─── Entries shown

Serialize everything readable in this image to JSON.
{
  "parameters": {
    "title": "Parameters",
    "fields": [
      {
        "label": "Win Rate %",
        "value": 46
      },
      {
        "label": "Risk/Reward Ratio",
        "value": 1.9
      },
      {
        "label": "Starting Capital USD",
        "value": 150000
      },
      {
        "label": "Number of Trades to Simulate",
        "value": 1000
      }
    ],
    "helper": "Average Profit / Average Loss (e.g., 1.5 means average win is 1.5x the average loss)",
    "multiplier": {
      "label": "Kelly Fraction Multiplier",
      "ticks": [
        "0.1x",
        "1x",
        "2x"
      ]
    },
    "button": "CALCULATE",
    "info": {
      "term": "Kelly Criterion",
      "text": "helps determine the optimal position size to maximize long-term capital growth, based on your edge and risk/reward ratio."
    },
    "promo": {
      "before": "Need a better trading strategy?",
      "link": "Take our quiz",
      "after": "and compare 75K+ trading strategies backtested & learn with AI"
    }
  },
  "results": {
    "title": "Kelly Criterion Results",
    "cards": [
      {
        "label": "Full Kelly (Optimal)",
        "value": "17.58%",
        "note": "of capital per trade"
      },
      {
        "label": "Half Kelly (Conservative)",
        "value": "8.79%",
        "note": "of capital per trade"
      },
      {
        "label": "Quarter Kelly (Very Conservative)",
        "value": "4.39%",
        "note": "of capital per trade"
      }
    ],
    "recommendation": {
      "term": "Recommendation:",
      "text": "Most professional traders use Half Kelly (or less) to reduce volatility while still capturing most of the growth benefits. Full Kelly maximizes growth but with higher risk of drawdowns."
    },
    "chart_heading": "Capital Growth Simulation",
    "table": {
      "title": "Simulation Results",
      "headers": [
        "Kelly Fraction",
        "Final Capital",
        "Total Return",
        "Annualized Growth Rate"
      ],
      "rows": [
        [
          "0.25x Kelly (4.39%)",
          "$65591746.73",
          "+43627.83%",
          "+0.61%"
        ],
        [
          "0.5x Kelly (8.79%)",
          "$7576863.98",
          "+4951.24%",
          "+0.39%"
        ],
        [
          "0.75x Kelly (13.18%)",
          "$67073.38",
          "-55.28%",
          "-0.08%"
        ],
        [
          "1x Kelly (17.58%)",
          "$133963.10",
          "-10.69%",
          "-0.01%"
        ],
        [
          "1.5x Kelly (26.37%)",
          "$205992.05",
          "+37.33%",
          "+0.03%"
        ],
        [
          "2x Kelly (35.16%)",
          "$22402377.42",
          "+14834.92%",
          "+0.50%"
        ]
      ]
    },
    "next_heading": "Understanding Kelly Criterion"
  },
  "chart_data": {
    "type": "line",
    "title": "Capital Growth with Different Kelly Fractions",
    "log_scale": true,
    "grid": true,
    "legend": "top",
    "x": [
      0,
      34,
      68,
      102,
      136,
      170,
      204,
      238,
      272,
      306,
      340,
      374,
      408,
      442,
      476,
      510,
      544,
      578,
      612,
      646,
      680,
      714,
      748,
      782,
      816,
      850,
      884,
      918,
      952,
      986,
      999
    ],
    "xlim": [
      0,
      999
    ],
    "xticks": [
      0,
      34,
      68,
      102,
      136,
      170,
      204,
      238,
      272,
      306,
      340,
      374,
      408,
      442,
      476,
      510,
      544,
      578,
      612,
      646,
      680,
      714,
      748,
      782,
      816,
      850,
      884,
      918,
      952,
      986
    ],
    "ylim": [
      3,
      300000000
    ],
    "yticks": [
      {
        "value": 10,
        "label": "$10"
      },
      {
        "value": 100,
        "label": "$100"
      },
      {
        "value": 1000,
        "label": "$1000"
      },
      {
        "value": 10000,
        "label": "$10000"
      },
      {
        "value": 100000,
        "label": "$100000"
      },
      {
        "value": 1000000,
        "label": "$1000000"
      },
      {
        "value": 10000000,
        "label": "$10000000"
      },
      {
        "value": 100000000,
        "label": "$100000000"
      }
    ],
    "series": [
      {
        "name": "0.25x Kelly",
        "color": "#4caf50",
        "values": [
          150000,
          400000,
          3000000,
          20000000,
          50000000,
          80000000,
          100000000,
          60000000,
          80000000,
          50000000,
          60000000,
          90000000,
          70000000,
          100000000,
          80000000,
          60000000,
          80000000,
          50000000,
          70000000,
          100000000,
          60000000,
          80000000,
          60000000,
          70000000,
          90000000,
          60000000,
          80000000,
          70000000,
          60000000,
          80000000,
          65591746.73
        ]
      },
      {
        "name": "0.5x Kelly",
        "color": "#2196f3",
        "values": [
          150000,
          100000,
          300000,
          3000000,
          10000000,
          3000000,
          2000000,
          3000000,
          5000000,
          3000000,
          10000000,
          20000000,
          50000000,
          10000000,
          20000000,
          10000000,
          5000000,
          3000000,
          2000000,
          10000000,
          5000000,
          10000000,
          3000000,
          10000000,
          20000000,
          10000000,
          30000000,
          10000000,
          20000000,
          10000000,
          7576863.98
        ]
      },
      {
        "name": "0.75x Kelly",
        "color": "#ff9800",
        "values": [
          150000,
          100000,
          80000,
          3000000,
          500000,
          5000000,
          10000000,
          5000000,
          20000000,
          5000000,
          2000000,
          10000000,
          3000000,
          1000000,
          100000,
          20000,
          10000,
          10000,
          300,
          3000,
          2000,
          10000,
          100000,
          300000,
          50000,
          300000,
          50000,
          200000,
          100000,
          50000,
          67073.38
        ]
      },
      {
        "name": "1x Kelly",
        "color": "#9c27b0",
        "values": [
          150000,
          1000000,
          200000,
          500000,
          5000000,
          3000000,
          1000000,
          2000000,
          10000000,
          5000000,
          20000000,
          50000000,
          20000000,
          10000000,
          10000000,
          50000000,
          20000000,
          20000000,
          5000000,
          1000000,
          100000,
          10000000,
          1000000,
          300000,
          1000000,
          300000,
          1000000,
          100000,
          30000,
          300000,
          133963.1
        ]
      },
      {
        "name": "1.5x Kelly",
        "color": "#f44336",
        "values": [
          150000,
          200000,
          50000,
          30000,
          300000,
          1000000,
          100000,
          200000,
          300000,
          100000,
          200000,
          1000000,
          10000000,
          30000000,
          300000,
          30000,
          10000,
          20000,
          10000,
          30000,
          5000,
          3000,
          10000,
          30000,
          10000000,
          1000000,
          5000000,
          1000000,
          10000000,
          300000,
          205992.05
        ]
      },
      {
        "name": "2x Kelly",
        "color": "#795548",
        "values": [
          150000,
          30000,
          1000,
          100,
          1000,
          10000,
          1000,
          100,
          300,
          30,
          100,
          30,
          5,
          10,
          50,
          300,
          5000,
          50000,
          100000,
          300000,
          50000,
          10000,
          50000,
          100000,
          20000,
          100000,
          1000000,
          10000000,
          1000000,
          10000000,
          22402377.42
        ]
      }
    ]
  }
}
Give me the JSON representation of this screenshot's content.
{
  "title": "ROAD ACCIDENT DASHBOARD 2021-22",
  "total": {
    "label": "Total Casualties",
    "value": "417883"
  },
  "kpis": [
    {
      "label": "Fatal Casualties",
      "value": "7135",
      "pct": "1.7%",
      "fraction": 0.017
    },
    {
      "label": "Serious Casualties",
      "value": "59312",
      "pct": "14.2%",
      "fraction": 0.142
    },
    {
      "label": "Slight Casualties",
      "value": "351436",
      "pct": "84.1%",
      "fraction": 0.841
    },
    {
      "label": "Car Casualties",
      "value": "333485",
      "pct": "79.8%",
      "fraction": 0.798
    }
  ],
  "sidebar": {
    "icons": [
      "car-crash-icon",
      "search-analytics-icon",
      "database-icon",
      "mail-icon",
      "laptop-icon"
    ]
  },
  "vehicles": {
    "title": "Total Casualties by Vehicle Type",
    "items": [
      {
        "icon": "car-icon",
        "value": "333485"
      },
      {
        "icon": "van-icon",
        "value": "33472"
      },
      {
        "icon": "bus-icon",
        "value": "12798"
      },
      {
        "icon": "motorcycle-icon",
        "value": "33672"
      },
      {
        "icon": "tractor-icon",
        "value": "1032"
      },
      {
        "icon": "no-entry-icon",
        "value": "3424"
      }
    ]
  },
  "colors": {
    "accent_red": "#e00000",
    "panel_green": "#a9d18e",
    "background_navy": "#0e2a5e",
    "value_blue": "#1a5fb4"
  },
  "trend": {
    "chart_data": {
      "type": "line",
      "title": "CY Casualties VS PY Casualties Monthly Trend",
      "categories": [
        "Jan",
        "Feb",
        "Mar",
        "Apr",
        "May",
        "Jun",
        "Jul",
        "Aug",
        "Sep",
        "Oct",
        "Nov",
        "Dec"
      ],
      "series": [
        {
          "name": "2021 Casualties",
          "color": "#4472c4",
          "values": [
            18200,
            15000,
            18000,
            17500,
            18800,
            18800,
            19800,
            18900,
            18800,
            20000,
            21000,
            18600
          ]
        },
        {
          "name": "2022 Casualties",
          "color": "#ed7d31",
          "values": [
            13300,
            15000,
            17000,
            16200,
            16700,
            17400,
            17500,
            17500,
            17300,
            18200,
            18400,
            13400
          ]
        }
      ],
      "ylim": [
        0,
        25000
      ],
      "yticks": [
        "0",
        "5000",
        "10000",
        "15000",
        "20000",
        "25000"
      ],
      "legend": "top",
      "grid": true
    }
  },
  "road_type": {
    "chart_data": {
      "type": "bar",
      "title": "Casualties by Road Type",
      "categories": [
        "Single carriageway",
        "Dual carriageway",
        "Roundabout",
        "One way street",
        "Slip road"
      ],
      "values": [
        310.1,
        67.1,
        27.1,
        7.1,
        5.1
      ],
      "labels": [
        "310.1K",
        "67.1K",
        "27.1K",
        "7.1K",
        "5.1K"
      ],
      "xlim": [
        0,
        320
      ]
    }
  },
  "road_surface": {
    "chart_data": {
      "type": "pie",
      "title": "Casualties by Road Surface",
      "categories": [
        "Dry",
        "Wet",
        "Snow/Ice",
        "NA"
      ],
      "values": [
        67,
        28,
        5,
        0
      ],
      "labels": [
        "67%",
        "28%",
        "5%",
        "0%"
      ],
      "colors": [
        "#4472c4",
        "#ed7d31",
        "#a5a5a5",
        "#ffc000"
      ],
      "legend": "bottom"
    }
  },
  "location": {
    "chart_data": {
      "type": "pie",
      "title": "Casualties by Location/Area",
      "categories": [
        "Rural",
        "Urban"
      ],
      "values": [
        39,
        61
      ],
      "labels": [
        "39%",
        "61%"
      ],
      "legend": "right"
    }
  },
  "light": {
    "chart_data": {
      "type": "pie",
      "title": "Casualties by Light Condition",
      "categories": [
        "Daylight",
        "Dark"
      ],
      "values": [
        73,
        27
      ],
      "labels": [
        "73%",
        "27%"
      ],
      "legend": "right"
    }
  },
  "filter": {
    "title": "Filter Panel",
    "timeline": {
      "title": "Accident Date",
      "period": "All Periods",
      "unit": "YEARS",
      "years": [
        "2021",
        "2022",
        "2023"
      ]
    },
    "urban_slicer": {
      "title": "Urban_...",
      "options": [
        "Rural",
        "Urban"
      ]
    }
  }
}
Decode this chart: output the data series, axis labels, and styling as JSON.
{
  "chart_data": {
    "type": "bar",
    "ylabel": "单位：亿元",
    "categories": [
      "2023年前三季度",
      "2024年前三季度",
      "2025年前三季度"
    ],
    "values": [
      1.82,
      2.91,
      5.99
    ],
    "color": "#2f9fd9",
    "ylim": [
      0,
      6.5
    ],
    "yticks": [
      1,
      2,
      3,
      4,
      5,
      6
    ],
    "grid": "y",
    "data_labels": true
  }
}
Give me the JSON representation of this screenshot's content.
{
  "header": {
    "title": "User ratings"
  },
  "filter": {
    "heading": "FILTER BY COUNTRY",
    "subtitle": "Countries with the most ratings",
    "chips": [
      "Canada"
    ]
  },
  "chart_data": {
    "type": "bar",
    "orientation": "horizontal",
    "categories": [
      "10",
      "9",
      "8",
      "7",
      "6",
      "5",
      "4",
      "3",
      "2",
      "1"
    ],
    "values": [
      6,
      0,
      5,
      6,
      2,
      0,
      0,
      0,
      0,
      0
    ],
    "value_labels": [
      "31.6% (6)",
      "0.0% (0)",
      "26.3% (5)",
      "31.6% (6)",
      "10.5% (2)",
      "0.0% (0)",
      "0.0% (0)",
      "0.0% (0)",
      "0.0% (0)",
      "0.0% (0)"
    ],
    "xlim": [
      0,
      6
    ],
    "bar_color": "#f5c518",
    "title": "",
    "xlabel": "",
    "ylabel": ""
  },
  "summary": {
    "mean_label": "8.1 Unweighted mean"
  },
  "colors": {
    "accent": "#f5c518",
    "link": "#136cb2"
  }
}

──────

# The task
How many of the lines above include the string "Half"? Answer with the number only.

# Full answer
2